***** TEXT
Connectivity is a fundamental character in both graph theory and network science. When networks are in small-scale, the dense areas can be easily identified. However, with the rapid growth of network scale and diversity, many graph partition methods, community detection, and clustering algorithms fail to uncover the information of graph structure. Graph partition and mining algorithms consume a large amount of time when dealing with large-scale networks, for example, the gSpan algorithm (Yan & Han, 2002) and the Min–Cut algorithm (Stoer & Wagner, 1997), which overlook the elementary network structures. The clusters and subgraphs of a large network are generally have small internal distances and large external distances among nodes. Considering the ternary closures, triangle network motifs have been regarded as elementary units in networks. However, a general method to cluster the communities and analyze the relationships with community properties and triangle motifs effectively is still lacking.
In this paper, we propose a community property-based triangle motif clustering scheme (COMICS) to cluster network communities, and analyze the relationships with triangle motifs. In this method, we partition networks with the edge connection properties and regard the undirected and unweighted complete triangle motifs as the element clustering units. The partition operations are based on four network cutting conditions, whose definitions are based on the network connectivity to maintain the massive links in networks. More than that, by considering the American Physical Society (APS) and Microsoft Academic Graph (MAG) data sets in the academic analysis area, we regard each cluster generated from the input network as an academic team, and define three metrics: teamwork of collaborator variance (TCV), teamwork of paper variance (TPV), and motif variances of scholars (MSV) to evaluate the behaviors of the detected academic teams. Our contributions can be summarized as follows:
By jointly considering time complexity and clustering accuracy, we construct the COMICS, which mines the structure information with complete triangle motifs. A series of speed-up and refining methods, graph partition and refining techniques, are integrated to improve the performance of the basic clustering process.
We prove the time complexity of the presented algorithm is O(rn3), where r is the number of the clustered subgraphs from the original large network, and n is the number of nodes.
We regard the undirected and unweight complete triangle motif as the elementary unit instead of nodes in the clustering procedure. Our work verifies that the complete triangle motif is available in network analysis.
We define three metrics to analyze the hidden information in academic collaboration networks. Performance evaluations show that the academic teams with high quantity of scholar motif variances also have high values of TCVs.
The roadmap of this paper is illustrated as follows. We briefly illustrate the related works in the following section. After that, a series of fundamental definitions, problem statement, and some necessary notations are described. Then, we describe the architecture of COMICS in details. We evaluate the performance of our method with three large-scale networks as case studies in the experiment section. Finally, we conclude this paper.
In this section, we compare COMICS with K-means and co-authorship team detection algorithm from the perspectives of network clustering accuracy and time complexity, respectively. We choose four large-scale networks, including two social network, that is, Facebook and gemsec-Deezer data sets (Leskovec & Krevl, 2014; Rozemberczki et al., 2018) and two academic collaboration networks, that is, APS and MAG data sets.
**********
***** EXTRACTED DATA
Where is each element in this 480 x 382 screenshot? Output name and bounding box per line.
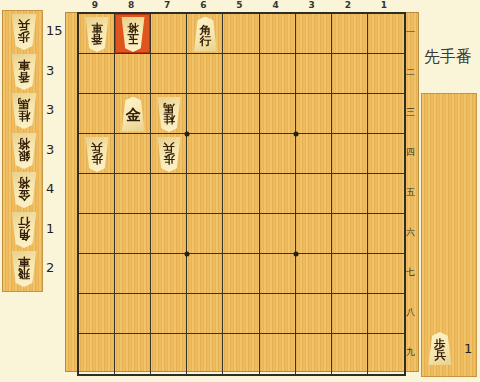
shogi-piece[interactable]: 桂馬 [10,93,38,129]
piece-kanji: 香車 [18,59,30,85]
piece-kanji: 銀将 [18,138,30,164]
board-cell[interactable] [368,94,404,134]
board-cell[interactable] [296,214,332,254]
piece-kanji: 香車 [91,22,103,47]
board-cell[interactable] [151,334,187,374]
piece-kanji: 角行 [18,217,30,243]
rank-label: 七 [402,252,419,292]
star-point [293,132,298,137]
turn-indicator: 先手番 [424,47,478,68]
board-cell[interactable] [223,14,259,54]
gote-hand-tray: 歩兵香車桂馬銀将金将角行飛車 [2,10,43,292]
board-cell[interactable] [332,334,368,374]
board-cell[interactable] [151,254,187,294]
board-cell[interactable] [187,294,223,334]
board-cell[interactable] [223,254,259,294]
board-cell[interactable] [332,14,368,54]
board-cell[interactable] [296,294,332,334]
board-cell[interactable] [115,134,151,174]
rank-label: 二 [402,52,419,92]
rank-label: 五 [402,172,419,212]
file-label: 6 [185,0,221,11]
board-cell[interactable] [260,294,296,334]
board-cell[interactable] [79,214,115,254]
board-cell[interactable] [332,254,368,294]
board-cell[interactable] [260,334,296,374]
piece-kanji: 歩兵 [164,142,176,167]
board-cell[interactable] [368,254,404,294]
shogi-app: 歩兵香車桂馬銀将金将角行飛車 15333412 987654321 香車玉将角行… [0,0,480,382]
board-cell[interactable] [368,294,404,334]
board-cell[interactable] [187,134,223,174]
board-cell[interactable] [223,174,259,214]
board-cell[interactable] [187,54,223,94]
hand-count: 3 [46,102,54,117]
board-cell[interactable] [79,254,115,294]
board-cell[interactable] [368,14,404,54]
board-cell[interactable] [115,254,151,294]
piece-kanji: 金将 [18,177,30,203]
board-cell[interactable] [332,134,368,174]
piece-kanji: 金 [126,105,141,122]
file-label: 4 [258,0,294,11]
board-cell[interactable] [260,134,296,174]
board-cell[interactable] [115,54,151,94]
board-cell[interactable] [296,54,332,94]
hand-count: 1 [464,341,472,356]
hand-count: 3 [46,142,54,157]
rank-label: 四 [402,132,419,172]
board-cell[interactable] [115,334,151,374]
star-point [293,252,298,257]
board-cell[interactable] [79,334,115,374]
file-label: 8 [113,0,149,11]
board-cell[interactable] [223,54,259,94]
board-cell[interactable] [260,254,296,294]
board-cell[interactable] [187,174,223,214]
file-label: 3 [294,0,330,11]
rank-label: 三 [402,92,419,132]
board-cell[interactable] [151,174,187,214]
hand-count: 15 [46,23,63,38]
file-label: 1 [366,0,402,11]
shogi-piece[interactable]: 歩兵 [10,14,38,50]
board-cell[interactable] [115,214,151,254]
rank-label: 六 [402,212,419,252]
file-label: 7 [149,0,185,11]
board-cell[interactable] [368,54,404,94]
board-cell[interactable] [79,294,115,334]
star-point [185,132,190,137]
shogi-piece[interactable]: 歩兵 [427,332,453,365]
board-cell[interactable] [187,334,223,374]
shogi-piece[interactable]: 飛車 [10,251,38,287]
board-cell[interactable] [368,334,404,374]
piece-kanji: 玉将 [127,22,139,47]
board-cell[interactable] [223,134,259,174]
shogi-board: 香車玉将角行金桂馬歩兵歩兵 [65,12,419,372]
board-cell[interactable] [332,294,368,334]
file-label: 2 [330,0,366,11]
board-cell[interactable] [187,94,223,134]
board-cell[interactable] [115,174,151,214]
board-cell[interactable] [296,254,332,294]
hand-count: 4 [46,181,54,196]
sente-hand-tray: 歩兵1 [421,93,477,377]
piece-kanji: 飛車 [18,256,30,282]
board-cell[interactable] [223,214,259,254]
star-point [185,252,190,257]
hand-count: 2 [46,260,54,275]
hand-count: 1 [46,221,54,236]
board-cell[interactable] [332,94,368,134]
board-cell[interactable] [260,54,296,94]
board-cell[interactable] [260,214,296,254]
board-cell[interactable] [151,294,187,334]
board-cell[interactable] [115,294,151,334]
board-cell[interactable] [151,214,187,254]
board-cell[interactable] [79,174,115,214]
board-cell[interactable] [368,214,404,254]
board-cell[interactable] [223,294,259,334]
board-cell[interactable] [79,94,115,134]
board-grid: 香車玉将角行金桂馬歩兵歩兵 [77,12,406,376]
board-cell[interactable] [368,134,404,174]
board-cell[interactable] [260,94,296,134]
board-cell[interactable] [223,334,259,374]
board-cell[interactable] [260,174,296,214]
piece-kanji: 歩兵 [18,19,30,45]
board-cell[interactable] [296,94,332,134]
board-cell[interactable] [151,54,187,94]
shogi-piece[interactable]: 金将 [10,172,38,208]
board-cell[interactable] [296,174,332,214]
piece-kanji: 角行 [200,22,212,47]
board-cell[interactable] [332,214,368,254]
board-cell[interactable] [260,14,296,54]
rank-label: 九 [402,332,419,372]
board-cell[interactable] [223,94,259,134]
piece-kanji: 桂馬 [164,102,176,127]
board-cell[interactable] [187,254,223,294]
board-cell[interactable] [296,334,332,374]
board-cell[interactable] [79,54,115,94]
board-cell[interactable] [332,174,368,214]
shogi-piece[interactable]: 香車 [10,54,38,90]
board-cell[interactable] [368,174,404,214]
rank-label: 八 [402,292,419,332]
shogi-piece[interactable]: 銀将 [10,133,38,169]
board-cell[interactable] [187,214,223,254]
piece-kanji: 歩兵 [434,336,446,361]
board-cell[interactable] [151,14,187,54]
board-cell[interactable] [296,134,332,174]
hand-count: 3 [46,63,54,78]
piece-kanji: 桂馬 [18,98,30,124]
board-cell[interactable] [296,14,332,54]
board-cell[interactable] [332,54,368,94]
file-label: 5 [221,0,257,11]
file-label: 9 [77,0,113,11]
rank-label: 一 [402,12,419,52]
piece-kanji: 歩兵 [91,142,103,167]
shogi-piece[interactable]: 角行 [10,212,38,248]
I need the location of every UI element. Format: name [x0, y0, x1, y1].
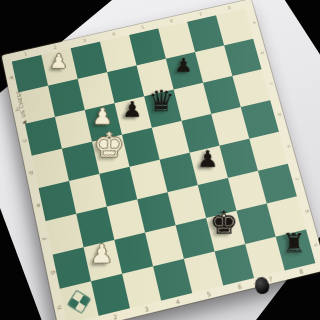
- file-label-right-d: d: [276, 113, 282, 117]
- file-label-left-g: g: [48, 270, 55, 275]
- piece-black-pawn-c4[interactable]: ♟: [122, 99, 142, 121]
- file-label-right-c: c: [267, 82, 272, 86]
- piece-white-pawn-g2[interactable]: ♟: [90, 241, 113, 267]
- rank-label-bottom-3: 3: [144, 305, 149, 312]
- rank-label-top-6: 6: [170, 18, 174, 23]
- file-label-left-h: h: [56, 304, 63, 309]
- file-label-right-f: f: [294, 177, 299, 180]
- file-label-left-c: c: [21, 138, 27, 142]
- rank-label-bottom-7: 7: [268, 275, 273, 282]
- file-label-right-b: b: [259, 51, 264, 55]
- file-label-left-d: d: [27, 170, 34, 175]
- rank-label-bottom-5: 5: [206, 290, 211, 297]
- file-label-right-h: h: [312, 243, 318, 247]
- rank-label-top-8: 8: [227, 5, 231, 10]
- rank-label-top-5: 5: [141, 25, 145, 30]
- rank-label-bottom-6: 6: [237, 283, 242, 290]
- rank-label-bottom-8: 8: [299, 268, 304, 275]
- piece-black-pawn-b6[interactable]: ♟: [174, 56, 192, 75]
- piece-black-rook-h8[interactable]: ♜: [281, 230, 306, 256]
- file-label-right-a: a: [250, 21, 255, 25]
- file-label-left-a: a: [8, 76, 14, 81]
- rank-label-top-7: 7: [198, 12, 202, 17]
- rank-label-bottom-4: 4: [175, 298, 180, 305]
- piece-white-king-d3[interactable]: ♚: [93, 129, 125, 163]
- rank-label-bottom-2: 2: [113, 313, 118, 320]
- rank-label-top-3: 3: [82, 38, 86, 43]
- piece-black-pawn-e6[interactable]: ♟: [196, 148, 218, 171]
- piece-white-pawn-c3[interactable]: ♟: [92, 106, 113, 128]
- file-label-left-e: e: [34, 203, 41, 208]
- rank-label-top-2: 2: [53, 45, 57, 50]
- piece-black-queen-c5[interactable]: ♛: [147, 87, 174, 116]
- rank-label-top-4: 4: [111, 31, 115, 36]
- piece-white-pawn-a2[interactable]: ♟: [49, 52, 68, 71]
- file-label-left-f: f: [41, 237, 47, 241]
- rank-label-top-1: 1: [24, 51, 28, 56]
- piece-black-king-g6[interactable]: ♚: [209, 207, 239, 239]
- file-label-right-e: e: [285, 145, 291, 149]
- file-label-right-g: g: [303, 210, 309, 214]
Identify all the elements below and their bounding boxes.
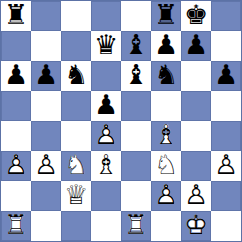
square-b6[interactable]: ♟	[31, 61, 61, 91]
square-g4[interactable]	[181, 121, 211, 151]
square-a8[interactable]: ♜	[1, 1, 31, 31]
piece-black-rook: ♜	[151, 1, 181, 31]
square-e6[interactable]: ♝	[121, 61, 151, 91]
square-h1[interactable]	[211, 211, 241, 241]
square-c8[interactable]	[61, 1, 91, 31]
square-c1[interactable]	[61, 211, 91, 241]
square-d7[interactable]: ♛	[91, 31, 121, 61]
square-d4[interactable]: ♟♙	[91, 121, 121, 151]
square-h4[interactable]	[211, 121, 241, 151]
piece-black-pawn: ♟	[91, 91, 121, 121]
square-e3[interactable]	[121, 151, 151, 181]
square-f8[interactable]: ♜	[151, 1, 181, 31]
square-h7[interactable]	[211, 31, 241, 61]
square-e8[interactable]	[121, 1, 151, 31]
square-f6[interactable]: ♞	[151, 61, 181, 91]
piece-black-bishop: ♝	[121, 61, 151, 91]
square-f2[interactable]: ♟♙	[151, 181, 181, 211]
chess-app: ♜♜♚♛♝♟♟♟♟♞♝♞♟♟♟♙♝♗♟♙♟♙♞♘♝♗♞♘♟♙♛♕♟♙♟♙♜♖♜♖…	[0, 0, 242, 242]
square-g7[interactable]: ♟	[181, 31, 211, 61]
piece-black-bishop: ♝	[121, 31, 151, 61]
square-h6[interactable]: ♟	[211, 61, 241, 91]
square-b2[interactable]	[31, 181, 61, 211]
piece-black-pawn: ♟	[151, 31, 181, 61]
square-g1[interactable]: ♚♔	[181, 211, 211, 241]
piece-white-rook: ♜♖	[121, 211, 151, 241]
square-a7[interactable]	[1, 31, 31, 61]
square-a2[interactable]	[1, 181, 31, 211]
piece-white-bishop: ♝♗	[151, 121, 181, 151]
square-e7[interactable]: ♝	[121, 31, 151, 61]
square-g2[interactable]: ♟♙	[181, 181, 211, 211]
square-d3[interactable]: ♝♗	[91, 151, 121, 181]
square-g8[interactable]: ♚	[181, 1, 211, 31]
piece-black-pawn: ♟	[181, 31, 211, 61]
square-f4[interactable]: ♝♗	[151, 121, 181, 151]
piece-white-pawn: ♟♙	[31, 151, 61, 181]
square-d6[interactable]	[91, 61, 121, 91]
piece-white-pawn: ♟♙	[151, 181, 181, 211]
piece-black-knight: ♞	[151, 61, 181, 91]
piece-black-pawn: ♟	[211, 61, 241, 91]
square-a4[interactable]	[1, 121, 31, 151]
square-b5[interactable]	[31, 91, 61, 121]
square-c5[interactable]	[61, 91, 91, 121]
square-e2[interactable]	[121, 181, 151, 211]
piece-white-knight: ♞♘	[61, 151, 91, 181]
piece-white-queen: ♛♕	[61, 181, 91, 211]
piece-black-pawn: ♟	[1, 61, 31, 91]
piece-white-pawn: ♟♙	[91, 121, 121, 151]
square-b3[interactable]: ♟♙	[31, 151, 61, 181]
square-e4[interactable]	[121, 121, 151, 151]
square-a3[interactable]: ♟♙	[1, 151, 31, 181]
square-g3[interactable]	[181, 151, 211, 181]
square-h5[interactable]	[211, 91, 241, 121]
square-a6[interactable]: ♟	[1, 61, 31, 91]
square-d5[interactable]: ♟	[91, 91, 121, 121]
square-f1[interactable]	[151, 211, 181, 241]
square-a5[interactable]	[1, 91, 31, 121]
square-g5[interactable]	[181, 91, 211, 121]
square-c3[interactable]: ♞♘	[61, 151, 91, 181]
square-b4[interactable]	[31, 121, 61, 151]
piece-black-knight: ♞	[61, 61, 91, 91]
square-d1[interactable]	[91, 211, 121, 241]
square-h8[interactable]	[211, 1, 241, 31]
square-c4[interactable]	[61, 121, 91, 151]
square-c7[interactable]	[61, 31, 91, 61]
square-d2[interactable]	[91, 181, 121, 211]
piece-white-bishop: ♝♗	[91, 151, 121, 181]
piece-white-pawn: ♟♙	[1, 151, 31, 181]
square-c6[interactable]: ♞	[61, 61, 91, 91]
square-h2[interactable]	[211, 181, 241, 211]
piece-black-queen: ♛	[91, 31, 121, 61]
square-f5[interactable]	[151, 91, 181, 121]
square-g6[interactable]	[181, 61, 211, 91]
square-e5[interactable]	[121, 91, 151, 121]
piece-white-rook: ♜♖	[1, 211, 31, 241]
piece-white-pawn: ♟♙	[211, 151, 241, 181]
square-c2[interactable]: ♛♕	[61, 181, 91, 211]
square-b7[interactable]	[31, 31, 61, 61]
square-a1[interactable]: ♜♖	[1, 211, 31, 241]
square-e1[interactable]: ♜♖	[121, 211, 151, 241]
piece-black-rook: ♜	[1, 1, 31, 31]
square-b8[interactable]	[31, 1, 61, 31]
piece-white-knight: ♞♘	[151, 151, 181, 181]
square-f3[interactable]: ♞♘	[151, 151, 181, 181]
piece-black-pawn: ♟	[31, 61, 61, 91]
square-b1[interactable]	[31, 211, 61, 241]
square-f7[interactable]: ♟	[151, 31, 181, 61]
square-d8[interactable]	[91, 1, 121, 31]
chess-board: ♜♜♚♛♝♟♟♟♟♞♝♞♟♟♟♙♝♗♟♙♟♙♞♘♝♗♞♘♟♙♛♕♟♙♟♙♜♖♜♖…	[0, 0, 242, 242]
piece-black-king: ♚	[181, 1, 211, 31]
square-h3[interactable]: ♟♙	[211, 151, 241, 181]
piece-white-pawn: ♟♙	[181, 181, 211, 211]
piece-white-king: ♚♔	[181, 211, 211, 241]
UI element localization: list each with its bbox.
**********
• DIRECTIVE 1
Answer these questions from the COMICS text:
(a) Which two algorithms are given as examples that take a long time on large-scale networks?
(b) What does TPV stand for?
(c) Which two social networks are chosen for the comparison with K-means and the co-authorship team detection algorithm?
• DIRECTIVE 2
Please reproduce the COMICS text between "We define three" and "values of TCVs.", inclusive.

• WRITTEN RESPONSE 1
(a) The gSpan algorithm and the Min–Cut algorithm.
(b) Teamwork of paper variance.
(c) Facebook and gemsec-Deezer.

• WRITTEN RESPONSE 2
We define three metrics to analyze the hidden information in academic collaboration networks. Performance evaluations show that the academic teams with high quantity of scholar motif variances also have high values of TCVs.